### Things to do
a - Copy the passage on radar-based pedestrian localization near parked vehicles verbatim, from "A novel radar-based" up to and including "point cloud interpretation.".
b - Pick up the passage on radar-based pedestrian localization near parked vehicles after its final sentence, and carry it forward in the same technical register.

### Passage given
=-=-=-=-=
The presence of Non-Line-of-Sight (NLoS) blind spots resulting from roadside parking in urban environments poses a significant challenge to road safety, particularly due to the sudden emergence of pedestrians. mmWave technology leverages diffraction and reflection to observe NLoS regions, and recent studies have demonstrated its potential for detecting obscured objects. However, existing approaches predominantly rely on predefined spatial information or assume simple wall reflections, thereby limiting their generalizability and practical applicability. A particular challenge arises in scenarios where pedestrians suddenly appear from between parked vehicles, as these parked vehicles act as temporary spatial obstructions. Furthermore, since parked vehicles are dynamic and may relocate over time, spatial information obtained from satellite maps or other predefined sources may not accurately reflect real-time road conditions, leading to erroneous sensor interpretations. To address this limitation, we propose an NLoS pedestrian localization framework that integrates monocular camera image with 2D radar point cloud (PCD) data. The proposed method initially detects parked vehicles through image segmentation, estimates depth to infer approximate spatial characteristics, and subsequently refines this information using 2D radar PCD to achieve precise spatial inference. Experimental evaluations conducted in real-world urban road environments demonstrate that the proposed approach enhances early pedestrian detection and contributes to improved road safety.
A novel radar-based non-line-of-sight (NLoS) pedestrian localization framework that enables robust detection of darting-out pedestrians near parked vehicles by integrating radar signals with camera-assisted point cloud interpretation.
=-=-=-=-=
### Information provided
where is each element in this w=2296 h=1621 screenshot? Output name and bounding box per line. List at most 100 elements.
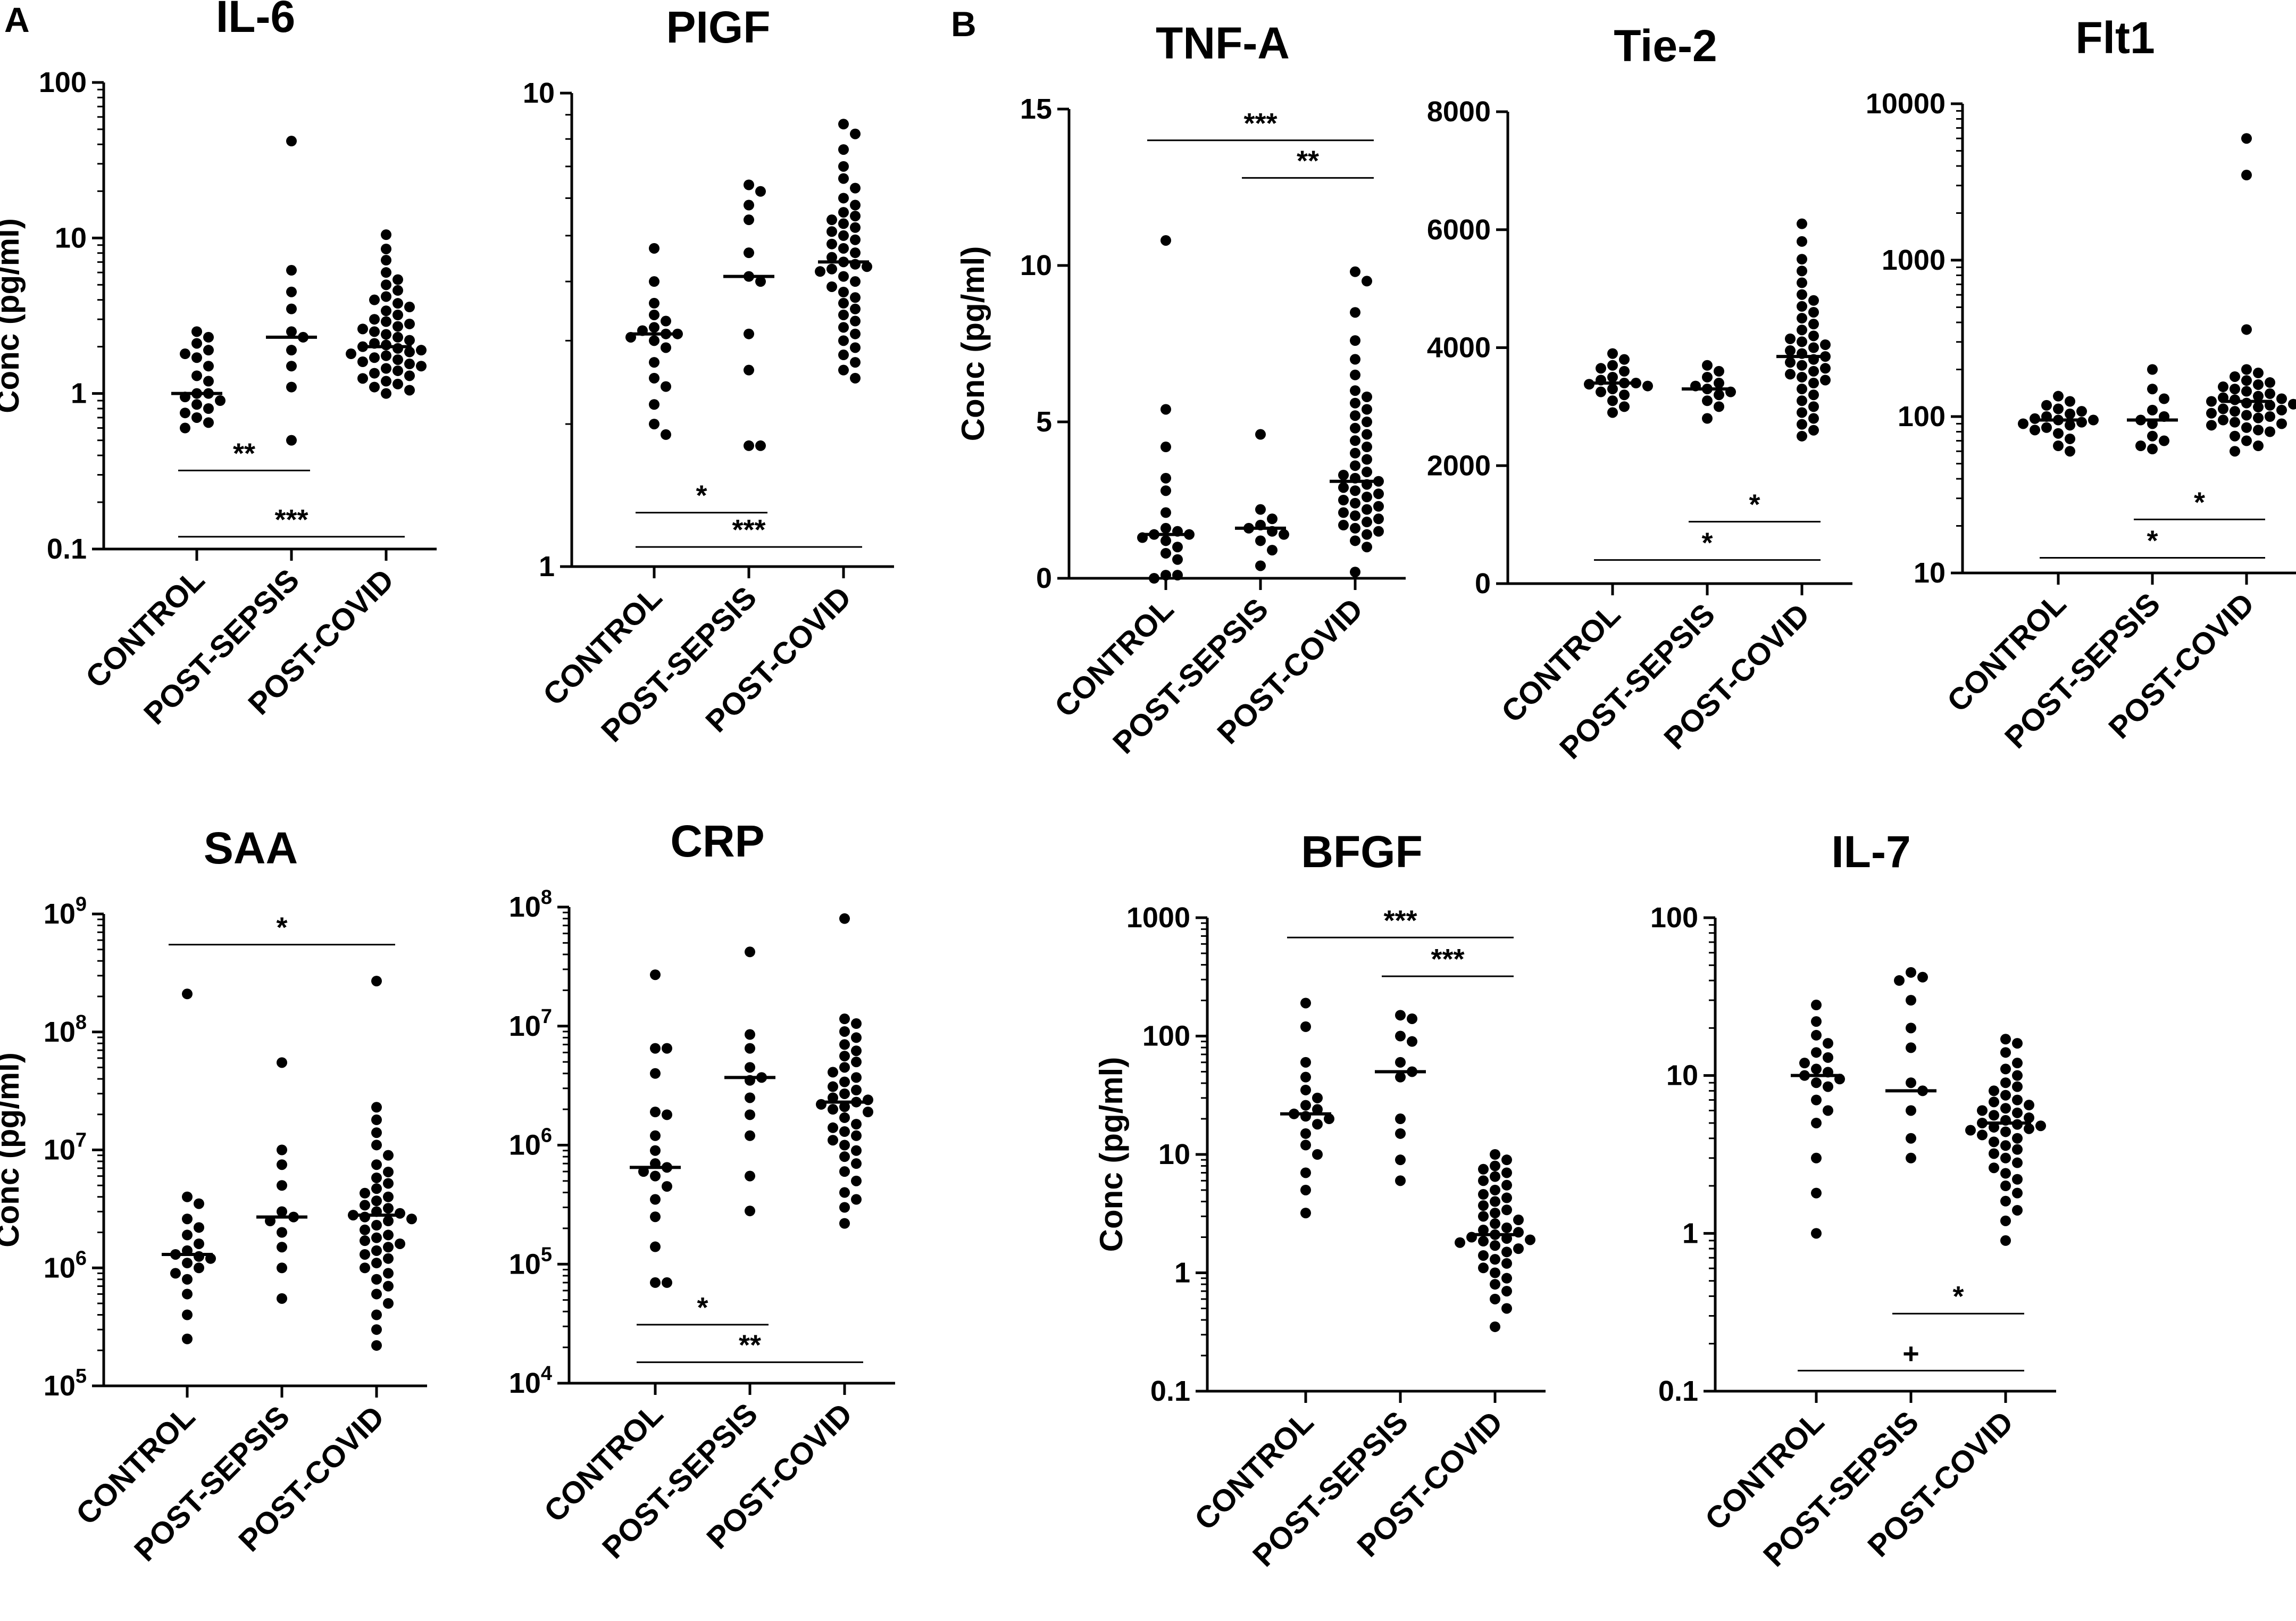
flt1-data-point	[2218, 414, 2228, 426]
bfgf-data-point	[1300, 1167, 1311, 1178]
crp-data-point	[745, 1130, 755, 1141]
saa-ytick-label: 107	[44, 1129, 87, 1166]
il7-data-point	[1799, 1058, 1810, 1069]
flt1-data-point	[2065, 408, 2075, 419]
saa-data-point	[371, 1220, 382, 1231]
plgf-data-point	[649, 399, 659, 410]
tnfa-data-point	[1350, 354, 1360, 365]
crp-ytick-label: 108	[509, 886, 552, 923]
saa-data-point	[383, 1203, 394, 1214]
tie2-data-point	[1607, 371, 1618, 383]
il7-ytick-label: 100	[1650, 902, 1698, 934]
tie2-data-point	[1785, 333, 1796, 344]
il6-data-point	[393, 343, 403, 354]
flt1-data-point	[2253, 412, 2264, 423]
il7-data-point	[1823, 1105, 1833, 1116]
crp-data-point	[745, 1170, 755, 1182]
tnfa-data-point	[1373, 488, 1384, 500]
il6-data-point	[369, 352, 380, 363]
il7-series-post-sepsis	[1894, 967, 1928, 1163]
saa-ytick-label: 106	[44, 1247, 87, 1284]
plgf-data-point	[850, 222, 861, 233]
tnfa-data-point	[1362, 467, 1372, 478]
il6-data-point	[203, 331, 214, 343]
tnfa-data-point	[1350, 460, 1360, 471]
plgf-series-post-sepsis	[744, 179, 766, 451]
il6-data-point	[404, 370, 415, 381]
saa-significance-label: *	[276, 912, 287, 944]
saa-data-point	[371, 1114, 382, 1125]
saa-data-point	[383, 1191, 394, 1202]
bfgf-data-point	[1478, 1200, 1489, 1211]
flt1-data-point	[2241, 397, 2252, 409]
il7-data-point	[2000, 1077, 2011, 1088]
plgf-data-point	[850, 315, 861, 327]
saa-data-point	[383, 1216, 394, 1227]
il6-data-point	[203, 417, 214, 428]
il7-data-point	[1906, 1077, 1916, 1088]
il6-data-point	[381, 291, 391, 302]
il7-data-point	[2000, 1168, 2011, 1179]
bfgf-data-point	[1300, 1100, 1311, 1111]
crp-data-point	[851, 1072, 862, 1083]
bfgf-data-point	[1300, 1057, 1311, 1068]
flt1-chart: Flt110100100010000CONTROLPOST-SEPSISPOST…	[1866, 13, 2296, 755]
crp-data-point	[745, 1029, 755, 1040]
bfgf-data-point	[1501, 1285, 1512, 1296]
tnfa-data-point	[1160, 472, 1171, 484]
flt1-data-point	[2159, 435, 2169, 446]
crp-data-point	[828, 1067, 838, 1078]
bfgf-data-point	[1395, 1128, 1406, 1139]
saa-data-point	[170, 1268, 181, 1279]
il6-data-point	[416, 361, 427, 372]
tie2-data-point	[1619, 389, 1630, 401]
flt1-data-point	[2241, 324, 2252, 335]
tnfa-data-point	[1160, 547, 1171, 559]
tnfa-data-point	[1350, 485, 1360, 496]
il6-data-point	[369, 294, 380, 305]
saa-data-point	[371, 1289, 382, 1300]
bfgf-data-point	[1312, 1119, 1323, 1130]
tnfa-ytick-label: 10	[1020, 250, 1052, 281]
plgf-data-point	[850, 247, 861, 259]
saa-data-point	[360, 1249, 370, 1260]
crp-data-point	[650, 1194, 661, 1205]
plgf-data-point	[755, 276, 766, 287]
flt1-data-point	[2206, 420, 2217, 431]
tie2-data-point	[1797, 336, 1807, 347]
tnfa-data-point	[1362, 429, 1372, 440]
tnfa-data-point	[1160, 507, 1171, 518]
saa-data-point	[371, 1232, 382, 1243]
tnfa-data-point	[1338, 482, 1349, 493]
plgf-data-point	[838, 350, 849, 361]
tnfa-data-point	[1350, 385, 1360, 396]
tnfa-data-point	[1350, 535, 1360, 546]
saa-data-point	[383, 1281, 394, 1292]
tie2-data-point	[1808, 330, 1819, 342]
il6-data-point	[357, 356, 368, 367]
il7-data-point	[2000, 1034, 2011, 1045]
flt1-data-point	[2265, 411, 2275, 422]
il7-data-point	[1906, 967, 1916, 978]
bfgf-data-point	[1395, 1113, 1406, 1125]
il6-data-point	[381, 363, 391, 374]
crp-ytick-label: 107	[509, 1005, 552, 1042]
crp-data-point	[745, 1206, 755, 1217]
tie2-data-point	[1797, 277, 1807, 288]
il7-data-point	[1894, 975, 1905, 986]
tie2-data-point	[1808, 425, 1819, 436]
flt1-ytick-label: 1000	[1882, 244, 1946, 276]
tie2-data-point	[1808, 295, 1819, 306]
plgf-data-point	[850, 328, 861, 339]
bfgf-ytick-label: 1	[1174, 1257, 1190, 1289]
plgf-data-point	[862, 261, 872, 272]
bfgf-data-point	[1300, 1021, 1311, 1032]
il7-data-point	[2012, 1174, 2023, 1185]
tnfa-significance-label: **	[1297, 145, 1319, 177]
plgf-data-point	[649, 357, 659, 368]
saa-data-point	[194, 1251, 204, 1262]
il6-ytick-label: 0.1	[47, 533, 87, 565]
il7-series-control	[1799, 1000, 1845, 1239]
tnfa-data-point	[1362, 504, 1372, 515]
plgf-data-point	[649, 276, 659, 287]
=-=-=-=-=
### Outputs
a -
A novel radar-based non-line-of-sight (NLoS) pedestrian localization framework that enables robust detection of darting-out pedestrians near parked vehicles by integrating radar signals with camera-assisted point cloud interpretation.

b -
System Overview: The proposed system leverages radar and camera-based depth perception to enable Non-Line-of-Sight (NLoS) pedestrian localization in darting-out scenarios near parked vehicles. First, the camera assistant module processes a front camera image to perform vehicle segmentation and generate a depth point cloud (PCD), capturing spatial depth information. Next, the spatial inference module integrates the vehicle depth PCD with radar PCD, distinguishing between static and moving points while refining vehicle predictions. Finally, the NLoS object localization module processes the radar data to detect pedestrians hidden behind occlusions and localizes their positions. The final results are validated against BEV ground truth, demonstrating the system’s effectiveness in real-world urban environments.
We designed three experimental scenarios, SA, SB, and SC, to evaluate the effectiveness of our proposed NLoS pedestrian localization system in darting-out situations near parked vehicles. In SA, a single pedestrian suddenly appears from behind a parked vehicle, testing the system’s ability to detect and track a pedestrian in a fully NLoS setting where direct visibility is obstructed. SB involves two pedestrians emerging sequentially from behind a parked vehicle, where the first pedestrian acts as an additional occlusion for the second pedestrian. This scenario evaluates the system’s ability to detect a pedestrian under dynamically changing occlusion conditions. SC consists of one pedestrian walking along a clear Line-of-Sight (LOS) path while another pedestrian emerges from the NLoS region, demonstrating the system's capability to simultaneously detect pedestrians in both LOS and NLoS conditions. These scenarios assess the system’s robustness in handling various occlusions caused by parked vehicles and moving pedestrians.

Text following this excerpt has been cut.